DIRECTION: Output every line of the listing below as a numbered list, omitting any blank lines.

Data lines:
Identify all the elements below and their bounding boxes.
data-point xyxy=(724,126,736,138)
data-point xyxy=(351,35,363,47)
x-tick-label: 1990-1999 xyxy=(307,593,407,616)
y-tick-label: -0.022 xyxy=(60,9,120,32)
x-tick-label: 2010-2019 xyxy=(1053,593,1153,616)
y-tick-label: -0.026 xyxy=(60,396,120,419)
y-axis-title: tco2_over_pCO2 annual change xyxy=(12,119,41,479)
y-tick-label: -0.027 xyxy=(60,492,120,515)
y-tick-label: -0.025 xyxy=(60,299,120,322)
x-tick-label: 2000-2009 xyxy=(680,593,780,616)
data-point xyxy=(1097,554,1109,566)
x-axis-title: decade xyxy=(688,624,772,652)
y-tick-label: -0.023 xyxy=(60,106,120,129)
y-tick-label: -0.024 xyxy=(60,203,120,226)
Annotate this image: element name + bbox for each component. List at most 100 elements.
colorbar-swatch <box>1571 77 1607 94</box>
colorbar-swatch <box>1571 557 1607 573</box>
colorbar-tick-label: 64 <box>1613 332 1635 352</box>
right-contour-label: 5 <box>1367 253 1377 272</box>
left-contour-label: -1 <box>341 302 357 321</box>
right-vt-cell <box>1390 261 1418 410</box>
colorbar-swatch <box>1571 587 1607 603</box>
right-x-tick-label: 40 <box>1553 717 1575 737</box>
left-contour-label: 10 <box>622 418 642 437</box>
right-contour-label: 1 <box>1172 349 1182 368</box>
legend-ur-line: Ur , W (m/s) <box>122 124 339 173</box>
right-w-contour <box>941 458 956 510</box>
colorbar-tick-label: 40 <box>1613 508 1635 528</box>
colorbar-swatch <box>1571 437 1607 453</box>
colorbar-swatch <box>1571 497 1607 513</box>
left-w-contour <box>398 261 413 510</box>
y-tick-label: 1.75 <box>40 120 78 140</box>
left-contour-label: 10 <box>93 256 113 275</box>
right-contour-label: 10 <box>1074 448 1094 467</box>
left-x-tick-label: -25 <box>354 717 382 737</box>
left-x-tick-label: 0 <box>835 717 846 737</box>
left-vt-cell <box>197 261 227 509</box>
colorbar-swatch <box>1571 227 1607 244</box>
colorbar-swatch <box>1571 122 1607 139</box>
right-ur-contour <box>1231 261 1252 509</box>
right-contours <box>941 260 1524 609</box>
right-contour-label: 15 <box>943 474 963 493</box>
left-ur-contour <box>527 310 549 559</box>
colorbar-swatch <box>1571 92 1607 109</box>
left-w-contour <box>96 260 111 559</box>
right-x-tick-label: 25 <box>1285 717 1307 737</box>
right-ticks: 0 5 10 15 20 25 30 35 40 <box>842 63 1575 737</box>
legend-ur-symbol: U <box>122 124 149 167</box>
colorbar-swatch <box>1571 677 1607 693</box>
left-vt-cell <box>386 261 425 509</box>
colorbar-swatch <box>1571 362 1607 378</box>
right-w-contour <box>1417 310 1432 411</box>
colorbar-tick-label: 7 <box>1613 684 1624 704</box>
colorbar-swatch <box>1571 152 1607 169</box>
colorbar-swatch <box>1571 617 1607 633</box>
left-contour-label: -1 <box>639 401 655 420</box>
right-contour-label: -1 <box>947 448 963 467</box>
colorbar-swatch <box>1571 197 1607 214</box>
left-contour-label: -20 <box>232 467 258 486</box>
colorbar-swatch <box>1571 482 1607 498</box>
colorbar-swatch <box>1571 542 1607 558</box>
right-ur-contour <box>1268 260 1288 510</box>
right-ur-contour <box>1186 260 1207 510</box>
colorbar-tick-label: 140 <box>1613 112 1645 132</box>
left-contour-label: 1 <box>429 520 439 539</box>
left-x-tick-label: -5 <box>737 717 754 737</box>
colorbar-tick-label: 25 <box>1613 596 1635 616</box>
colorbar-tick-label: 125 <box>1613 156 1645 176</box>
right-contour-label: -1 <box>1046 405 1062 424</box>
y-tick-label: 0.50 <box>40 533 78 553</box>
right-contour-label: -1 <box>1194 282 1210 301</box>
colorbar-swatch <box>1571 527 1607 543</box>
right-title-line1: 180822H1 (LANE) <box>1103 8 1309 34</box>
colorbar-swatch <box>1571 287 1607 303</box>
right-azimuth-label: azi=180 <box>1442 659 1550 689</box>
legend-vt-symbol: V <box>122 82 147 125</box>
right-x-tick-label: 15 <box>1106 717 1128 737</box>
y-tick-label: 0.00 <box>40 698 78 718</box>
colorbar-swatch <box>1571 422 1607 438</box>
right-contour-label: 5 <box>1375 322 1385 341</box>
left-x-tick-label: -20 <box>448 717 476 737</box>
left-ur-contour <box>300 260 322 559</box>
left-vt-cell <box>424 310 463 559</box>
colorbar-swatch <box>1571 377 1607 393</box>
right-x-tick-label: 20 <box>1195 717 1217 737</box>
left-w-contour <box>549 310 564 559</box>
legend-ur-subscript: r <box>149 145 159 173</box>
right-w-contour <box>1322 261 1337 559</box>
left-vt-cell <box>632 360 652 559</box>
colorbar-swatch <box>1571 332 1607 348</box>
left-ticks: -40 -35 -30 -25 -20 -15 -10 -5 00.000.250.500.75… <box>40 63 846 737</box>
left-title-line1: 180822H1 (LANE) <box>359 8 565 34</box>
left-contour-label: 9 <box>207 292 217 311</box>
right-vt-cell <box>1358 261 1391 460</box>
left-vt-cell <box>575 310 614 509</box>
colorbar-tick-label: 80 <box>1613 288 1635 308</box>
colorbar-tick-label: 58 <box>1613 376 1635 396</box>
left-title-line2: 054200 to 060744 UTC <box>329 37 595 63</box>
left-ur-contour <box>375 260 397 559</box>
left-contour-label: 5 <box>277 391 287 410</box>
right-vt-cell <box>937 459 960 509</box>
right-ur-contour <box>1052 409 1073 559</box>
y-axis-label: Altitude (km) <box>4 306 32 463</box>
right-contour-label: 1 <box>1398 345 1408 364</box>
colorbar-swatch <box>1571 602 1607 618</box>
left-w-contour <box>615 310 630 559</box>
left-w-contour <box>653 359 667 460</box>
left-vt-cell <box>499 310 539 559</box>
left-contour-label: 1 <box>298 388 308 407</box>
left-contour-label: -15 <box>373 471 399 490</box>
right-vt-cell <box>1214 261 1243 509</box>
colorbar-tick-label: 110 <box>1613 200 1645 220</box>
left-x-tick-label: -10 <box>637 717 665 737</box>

ANSWER FOR THIS EXERCISE:
1. Identify all the elements below and their bounding boxes.
2. data-point xyxy=(724,126,736,138)
3. data-point xyxy=(351,35,363,47)
4. x-tick-label: 1990-1999 xyxy=(307,593,407,616)
5. y-tick-label: -0.022 xyxy=(60,9,120,32)
6. x-tick-label: 2010-2019 xyxy=(1053,593,1153,616)
7. y-tick-label: -0.026 xyxy=(60,396,120,419)
8. y-axis-title: tco2_over_pCO2 annual change xyxy=(12,119,41,479)
9. y-tick-label: -0.027 xyxy=(60,492,120,515)
10. y-tick-label: -0.025 xyxy=(60,299,120,322)
11. x-tick-label: 2000-2009 xyxy=(680,593,780,616)
12. data-point xyxy=(1097,554,1109,566)
13. x-axis-title: decade xyxy=(688,624,772,652)
14. y-tick-label: -0.023 xyxy=(60,106,120,129)
15. y-tick-label: -0.024 xyxy=(60,203,120,226)
16. Annotate this image: element name + bbox for each component. List at most 100 elements.
17. colorbar-swatch <box>1571 77 1607 94</box>
18. colorbar-swatch <box>1571 557 1607 573</box>
19. colorbar-tick-label: 64 <box>1613 332 1635 352</box>
20. right-contour-label: 5 <box>1367 253 1377 272</box>
21. left-contour-label: -1 <box>341 302 357 321</box>
22. right-vt-cell <box>1390 261 1418 410</box>
23. colorbar-swatch <box>1571 587 1607 603</box>
24. right-x-tick-label: 40 <box>1553 717 1575 737</box>
25. left-contour-label: 10 <box>622 418 642 437</box>
26. right-contour-label: 1 <box>1172 349 1182 368</box>
27. legend-ur-line: Ur , W (m/s) <box>122 124 339 173</box>
28. right-w-contour <box>941 458 956 510</box>
29. colorbar-tick-label: 40 <box>1613 508 1635 528</box>
30. colorbar-swatch <box>1571 437 1607 453</box>
31. colorbar-swatch <box>1571 497 1607 513</box>
32. left-w-contour <box>398 261 413 510</box>
33. y-tick-label: 1.75 <box>40 120 78 140</box>
34. left-contour-label: 10 <box>93 256 113 275</box>
35. right-contour-label: 10 <box>1074 448 1094 467</box>
36. left-x-tick-label: -25 <box>354 717 382 737</box>
37. left-x-tick-label: 0 <box>835 717 846 737</box>
38. left-vt-cell <box>197 261 227 509</box>
39. colorbar-swatch <box>1571 227 1607 244</box>
40. colorbar-swatch <box>1571 122 1607 139</box>
41. right-ur-contour <box>1231 261 1252 509</box>
42. right-contours <box>941 260 1524 609</box>
43. right-contour-label: 15 <box>943 474 963 493</box>
44. left-ur-contour <box>527 310 549 559</box>
45. colorbar-swatch <box>1571 92 1607 109</box>
46. left-w-contour <box>96 260 111 559</box>
47. right-x-tick-label: 25 <box>1285 717 1307 737</box>
48. right-ticks: 0 5 10 15 20 25 30 35 40 <box>842 63 1575 737</box>
49. legend-ur-symbol: U <box>122 124 149 167</box>
50. colorbar-swatch <box>1571 677 1607 693</box>
51. left-vt-cell <box>386 261 425 509</box>
52. colorbar-swatch <box>1571 362 1607 378</box>
53. right-w-contour <box>1417 310 1432 411</box>
54. colorbar-tick-label: 7 <box>1613 684 1624 704</box>
55. colorbar-swatch <box>1571 152 1607 169</box>
56. colorbar-swatch <box>1571 617 1607 633</box>
57. left-contour-label: -1 <box>639 401 655 420</box>
58. right-contour-label: -1 <box>947 448 963 467</box>
59. colorbar-swatch <box>1571 197 1607 214</box>
60. left-contour-label: -20 <box>232 467 258 486</box>
61. colorbar-swatch <box>1571 482 1607 498</box>
62. colorbar-swatch <box>1571 542 1607 558</box>
63. right-ur-contour <box>1268 260 1288 510</box>
64. right-ur-contour <box>1186 260 1207 510</box>
65. colorbar-tick-label: 140 <box>1613 112 1645 132</box>
66. left-contour-label: 1 <box>429 520 439 539</box>
67. left-x-tick-label: -5 <box>737 717 754 737</box>
68. colorbar-tick-label: 25 <box>1613 596 1635 616</box>
69. colorbar-tick-label: 125 <box>1613 156 1645 176</box>
70. right-contour-label: -1 <box>1046 405 1062 424</box>
71. y-tick-label: 0.50 <box>40 533 78 553</box>
72. right-contour-label: -1 <box>1194 282 1210 301</box>
73. colorbar-swatch <box>1571 527 1607 543</box>
74. right-title-line1: 180822H1 (LANE) <box>1103 8 1309 34</box>
75. colorbar-swatch <box>1571 287 1607 303</box>
76. right-azimuth-label: azi=180 <box>1442 659 1550 689</box>
77. legend-vt-symbol: V <box>122 82 147 125</box>
78. right-x-tick-label: 15 <box>1106 717 1128 737</box>
79. y-tick-label: 0.00 <box>40 698 78 718</box>
80. colorbar-swatch <box>1571 422 1607 438</box>
81. right-contour-label: 5 <box>1375 322 1385 341</box>
82. left-x-tick-label: -20 <box>448 717 476 737</box>
83. left-ur-contour <box>300 260 322 559</box>
84. left-vt-cell <box>424 310 463 559</box>
85. colorbar-swatch <box>1571 377 1607 393</box>
86. right-x-tick-label: 20 <box>1195 717 1217 737</box>
87. left-w-contour <box>549 310 564 559</box>
88. legend-ur-subscript: r <box>149 145 159 173</box>
89. right-w-contour <box>1322 261 1337 559</box>
90. left-vt-cell <box>632 360 652 559</box>
91. colorbar-swatch <box>1571 332 1607 348</box>
92. left-ticks: -40 -35 -30 -25 -20 -15 -10 -5 00.000.250.500.75… <box>40 63 846 737</box>
93. left-title-line1: 180822H1 (LANE) <box>359 8 565 34</box>
94. left-contour-label: 9 <box>207 292 217 311</box>
95. right-vt-cell <box>1358 261 1391 460</box>
96. left-vt-cell <box>575 310 614 509</box>
97. colorbar-tick-label: 80 <box>1613 288 1635 308</box>
98. colorbar-tick-label: 58 <box>1613 376 1635 396</box>
99. left-title-line2: 054200 to 060744 UTC <box>329 37 595 63</box>
100. left-ur-contour <box>375 260 397 559</box>
101. left-contour-label: 5 <box>277 391 287 410</box>
102. right-vt-cell <box>937 459 960 509</box>
103. right-ur-contour <box>1052 409 1073 559</box>
104. y-axis-label: Altitude (km) <box>4 306 32 463</box>
105. right-contour-label: 1 <box>1398 345 1408 364</box>
106. colorbar-swatch <box>1571 602 1607 618</box>
107. left-w-contour <box>615 310 630 559</box>
108. left-w-contour <box>653 359 667 460</box>
109. left-vt-cell <box>499 310 539 559</box>
110. left-contour-label: 1 <box>298 388 308 407</box>
111. left-contour-label: -15 <box>373 471 399 490</box>
112. right-vt-cell <box>1214 261 1243 509</box>
113. colorbar-tick-label: 110 <box>1613 200 1645 220</box>
114. left-x-tick-label: -10 <box>637 717 665 737</box>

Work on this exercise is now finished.